Data records:
---
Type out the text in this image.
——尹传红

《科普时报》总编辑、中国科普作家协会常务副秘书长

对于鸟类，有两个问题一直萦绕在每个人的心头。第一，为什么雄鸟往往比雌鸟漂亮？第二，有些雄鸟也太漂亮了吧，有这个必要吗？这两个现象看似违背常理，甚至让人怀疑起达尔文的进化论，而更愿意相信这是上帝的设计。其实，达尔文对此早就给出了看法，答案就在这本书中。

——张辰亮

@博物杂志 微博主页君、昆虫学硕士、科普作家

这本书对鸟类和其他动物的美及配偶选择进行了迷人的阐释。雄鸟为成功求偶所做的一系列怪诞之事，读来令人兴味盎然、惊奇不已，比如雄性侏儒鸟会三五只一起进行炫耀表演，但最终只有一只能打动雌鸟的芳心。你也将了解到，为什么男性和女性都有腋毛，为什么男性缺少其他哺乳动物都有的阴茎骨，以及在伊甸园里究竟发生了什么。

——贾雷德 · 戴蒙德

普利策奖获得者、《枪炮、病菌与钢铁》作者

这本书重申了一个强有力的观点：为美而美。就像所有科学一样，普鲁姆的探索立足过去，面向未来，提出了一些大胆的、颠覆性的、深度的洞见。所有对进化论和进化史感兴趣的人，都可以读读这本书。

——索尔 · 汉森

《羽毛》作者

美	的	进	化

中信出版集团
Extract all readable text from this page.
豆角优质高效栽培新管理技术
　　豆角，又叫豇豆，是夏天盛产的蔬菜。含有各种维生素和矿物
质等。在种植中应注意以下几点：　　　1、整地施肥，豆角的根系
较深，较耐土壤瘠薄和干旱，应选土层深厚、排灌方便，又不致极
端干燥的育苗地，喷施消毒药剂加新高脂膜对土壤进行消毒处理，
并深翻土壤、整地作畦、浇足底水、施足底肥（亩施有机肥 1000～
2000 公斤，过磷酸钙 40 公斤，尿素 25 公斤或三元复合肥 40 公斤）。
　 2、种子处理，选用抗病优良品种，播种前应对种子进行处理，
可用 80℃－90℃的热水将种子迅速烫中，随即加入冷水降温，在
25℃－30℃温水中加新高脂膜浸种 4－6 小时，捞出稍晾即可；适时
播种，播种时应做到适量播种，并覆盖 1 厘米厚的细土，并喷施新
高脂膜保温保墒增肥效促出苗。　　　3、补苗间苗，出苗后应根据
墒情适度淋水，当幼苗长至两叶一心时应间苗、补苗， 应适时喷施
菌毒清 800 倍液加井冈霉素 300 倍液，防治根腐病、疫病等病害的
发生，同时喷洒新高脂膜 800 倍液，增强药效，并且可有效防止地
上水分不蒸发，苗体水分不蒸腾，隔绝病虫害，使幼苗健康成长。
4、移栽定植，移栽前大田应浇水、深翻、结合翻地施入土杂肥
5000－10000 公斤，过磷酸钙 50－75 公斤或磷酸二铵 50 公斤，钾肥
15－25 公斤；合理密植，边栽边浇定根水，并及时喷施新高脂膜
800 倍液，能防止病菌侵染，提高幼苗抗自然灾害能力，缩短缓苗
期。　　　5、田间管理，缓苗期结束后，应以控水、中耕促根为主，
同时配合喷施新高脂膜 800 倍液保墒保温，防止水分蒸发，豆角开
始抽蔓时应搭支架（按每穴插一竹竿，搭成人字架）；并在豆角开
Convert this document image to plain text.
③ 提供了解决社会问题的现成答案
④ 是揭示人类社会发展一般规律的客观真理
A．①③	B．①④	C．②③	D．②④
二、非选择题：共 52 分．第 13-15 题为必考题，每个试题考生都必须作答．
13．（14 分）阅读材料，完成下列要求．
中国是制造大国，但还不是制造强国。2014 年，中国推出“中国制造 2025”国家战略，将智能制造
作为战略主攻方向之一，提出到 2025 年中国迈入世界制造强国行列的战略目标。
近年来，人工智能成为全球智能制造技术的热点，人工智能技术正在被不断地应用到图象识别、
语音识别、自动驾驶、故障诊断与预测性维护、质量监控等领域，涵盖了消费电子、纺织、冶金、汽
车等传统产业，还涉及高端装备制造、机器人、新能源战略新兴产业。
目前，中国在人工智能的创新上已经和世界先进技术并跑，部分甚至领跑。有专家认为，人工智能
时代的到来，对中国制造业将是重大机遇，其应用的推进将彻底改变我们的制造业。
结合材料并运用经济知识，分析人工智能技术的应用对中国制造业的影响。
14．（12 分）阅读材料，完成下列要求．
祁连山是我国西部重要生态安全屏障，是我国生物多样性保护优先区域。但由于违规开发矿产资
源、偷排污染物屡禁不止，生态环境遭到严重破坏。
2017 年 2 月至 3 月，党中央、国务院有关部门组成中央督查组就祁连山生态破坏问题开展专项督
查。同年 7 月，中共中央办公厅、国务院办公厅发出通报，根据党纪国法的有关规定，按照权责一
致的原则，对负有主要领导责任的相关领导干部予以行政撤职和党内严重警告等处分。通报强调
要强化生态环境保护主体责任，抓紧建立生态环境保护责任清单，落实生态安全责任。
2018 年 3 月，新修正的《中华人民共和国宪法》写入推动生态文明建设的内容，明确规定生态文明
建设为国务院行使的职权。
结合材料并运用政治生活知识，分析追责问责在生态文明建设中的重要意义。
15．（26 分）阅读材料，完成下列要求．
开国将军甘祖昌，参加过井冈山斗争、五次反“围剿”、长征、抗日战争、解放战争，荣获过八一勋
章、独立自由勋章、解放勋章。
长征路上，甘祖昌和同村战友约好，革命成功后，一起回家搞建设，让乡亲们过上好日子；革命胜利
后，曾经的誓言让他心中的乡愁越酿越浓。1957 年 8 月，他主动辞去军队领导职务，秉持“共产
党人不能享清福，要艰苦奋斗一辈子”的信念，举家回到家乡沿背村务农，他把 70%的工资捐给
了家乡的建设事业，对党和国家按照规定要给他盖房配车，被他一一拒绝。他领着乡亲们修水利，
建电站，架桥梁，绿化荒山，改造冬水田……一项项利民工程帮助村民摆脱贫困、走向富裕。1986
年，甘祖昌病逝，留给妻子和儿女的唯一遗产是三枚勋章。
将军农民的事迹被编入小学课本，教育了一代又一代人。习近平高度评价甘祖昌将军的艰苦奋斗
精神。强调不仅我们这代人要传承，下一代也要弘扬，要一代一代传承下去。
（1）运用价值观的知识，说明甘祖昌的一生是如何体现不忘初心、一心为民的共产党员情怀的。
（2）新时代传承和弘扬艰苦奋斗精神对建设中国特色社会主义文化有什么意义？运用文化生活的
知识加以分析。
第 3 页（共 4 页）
---
Reproduce the records above exactly.

Type out the text in this image.
——尹传红

《科普时报》总编辑、中国科普作家协会常务副秘书长

对于鸟类，有两个问题一直萦绕在每个人的心头。第一，为什么雄鸟往往比雌鸟漂亮？第二，有些雄鸟也太漂亮了吧，有这个必要吗？这两个现象看似违背常理，甚至让人怀疑起达尔文的进化论，而更愿意相信这是上帝的设计。其实，达尔文对此早就给出了看法，答案就在这本书中。

——张辰亮

@博物杂志 微博主页君、昆虫学硕士、科普作家

这本书对鸟类和其他动物的美及配偶选择进行了迷人的阐释。雄鸟为成功求偶所做的一系列怪诞之事，读来令人兴味盎然、惊奇不已，比如雄性侏儒鸟会三五只一起进行炫耀表演，但最终只有一只能打动雌鸟的芳心。你也将了解到，为什么男性和女性都有腋毛，为什么男性缺少其他哺乳动物都有的阴茎骨，以及在伊甸园里究竟发生了什么。

——贾雷德 · 戴蒙德

普利策奖获得者、《枪炮、病菌与钢铁》作者

这本书重申了一个强有力的观点：为美而美。就像所有科学一样，普鲁姆的探索立足过去，面向未来，提出了一些大胆的、颠覆性的、深度的洞见。所有对进化论和进化史感兴趣的人，都可以读读这本书。

——索尔 · 汉森

《羽毛》作者

美	的	进	化

中信出版集团
Extract all readable text from this page.
豆角优质高效栽培新管理技术
　　豆角，又叫豇豆，是夏天盛产的蔬菜。含有各种维生素和矿物
质等。在种植中应注意以下几点：　　　1、整地施肥，豆角的根系
较深，较耐土壤瘠薄和干旱，应选土层深厚、排灌方便，又不致极
端干燥的育苗地，喷施消毒药剂加新高脂膜对土壤进行消毒处理，
并深翻土壤、整地作畦、浇足底水、施足底肥（亩施有机肥 1000～
2000 公斤，过磷酸钙 40 公斤，尿素 25 公斤或三元复合肥 40 公斤）。
　 2、种子处理，选用抗病优良品种，播种前应对种子进行处理，
可用 80℃－90℃的热水将种子迅速烫中，随即加入冷水降温，在
25℃－30℃温水中加新高脂膜浸种 4－6 小时，捞出稍晾即可；适时
播种，播种时应做到适量播种，并覆盖 1 厘米厚的细土，并喷施新
高脂膜保温保墒增肥效促出苗。　　　3、补苗间苗，出苗后应根据
墒情适度淋水，当幼苗长至两叶一心时应间苗、补苗， 应适时喷施
菌毒清 800 倍液加井冈霉素 300 倍液，防治根腐病、疫病等病害的
发生，同时喷洒新高脂膜 800 倍液，增强药效，并且可有效防止地
上水分不蒸发，苗体水分不蒸腾，隔绝病虫害，使幼苗健康成长。
4、移栽定植，移栽前大田应浇水、深翻、结合翻地施入土杂肥
5000－10000 公斤，过磷酸钙 50－75 公斤或磷酸二铵 50 公斤，钾肥
15－25 公斤；合理密植，边栽边浇定根水，并及时喷施新高脂膜
800 倍液，能防止病菌侵染，提高幼苗抗自然灾害能力，缩短缓苗
期。　　　5、田间管理，缓苗期结束后，应以控水、中耕促根为主，
同时配合喷施新高脂膜 800 倍液保墒保温，防止水分蒸发，豆角开
始抽蔓时应搭支架（按每穴插一竹竿，搭成人字架）；并在豆角开
Convert this document image to plain text.
③ 提供了解决社会问题的现成答案
④ 是揭示人类社会发展一般规律的客观真理
A．①③	B．①④	C．②③	D．②④
二、非选择题：共 52 分．第 13-15 题为必考题，每个试题考生都必须作答．
13．（14 分）阅读材料，完成下列要求．
中国是制造大国，但还不是制造强国。2014 年，中国推出“中国制造 2025”国家战略，将智能制造
作为战略主攻方向之一，提出到 2025 年中国迈入世界制造强国行列的战略目标。
近年来，人工智能成为全球智能制造技术的热点，人工智能技术正在被不断地应用到图象识别、
语音识别、自动驾驶、故障诊断与预测性维护、质量监控等领域，涵盖了消费电子、纺织、冶金、汽
车等传统产业，还涉及高端装备制造、机器人、新能源战略新兴产业。
目前，中国在人工智能的创新上已经和世界先进技术并跑，部分甚至领跑。有专家认为，人工智能
时代的到来，对中国制造业将是重大机遇，其应用的推进将彻底改变我们的制造业。
结合材料并运用经济知识，分析人工智能技术的应用对中国制造业的影响。
14．（12 分）阅读材料，完成下列要求．
祁连山是我国西部重要生态安全屏障，是我国生物多样性保护优先区域。但由于违规开发矿产资
源、偷排污染物屡禁不止，生态环境遭到严重破坏。
2017 年 2 月至 3 月，党中央、国务院有关部门组成中央督查组就祁连山生态破坏问题开展专项督
查。同年 7 月，中共中央办公厅、国务院办公厅发出通报，根据党纪国法的有关规定，按照权责一
致的原则，对负有主要领导责任的相关领导干部予以行政撤职和党内严重警告等处分。通报强调
要强化生态环境保护主体责任，抓紧建立生态环境保护责任清单，落实生态安全责任。
2018 年 3 月，新修正的《中华人民共和国宪法》写入推动生态文明建设的内容，明确规定生态文明
建设为国务院行使的职权。
结合材料并运用政治生活知识，分析追责问责在生态文明建设中的重要意义。
15．（26 分）阅读材料，完成下列要求．
开国将军甘祖昌，参加过井冈山斗争、五次反“围剿”、长征、抗日战争、解放战争，荣获过八一勋
章、独立自由勋章、解放勋章。
长征路上，甘祖昌和同村战友约好，革命成功后，一起回家搞建设，让乡亲们过上好日子；革命胜利
后，曾经的誓言让他心中的乡愁越酿越浓。1957 年 8 月，他主动辞去军队领导职务，秉持“共产
党人不能享清福，要艰苦奋斗一辈子”的信念，举家回到家乡沿背村务农，他把 70%的工资捐给
了家乡的建设事业，对党和国家按照规定要给他盖房配车，被他一一拒绝。他领着乡亲们修水利，
建电站，架桥梁，绿化荒山，改造冬水田……一项项利民工程帮助村民摆脱贫困、走向富裕。1986
年，甘祖昌病逝，留给妻子和儿女的唯一遗产是三枚勋章。
将军农民的事迹被编入小学课本，教育了一代又一代人。习近平高度评价甘祖昌将军的艰苦奋斗
精神。强调不仅我们这代人要传承，下一代也要弘扬，要一代一代传承下去。
（1）运用价值观的知识，说明甘祖昌的一生是如何体现不忘初心、一心为民的共产党员情怀的。
（2）新时代传承和弘扬艰苦奋斗精神对建设中国特色社会主义文化有什么意义？运用文化生活的
知识加以分析。
第 3 页（共 4 页）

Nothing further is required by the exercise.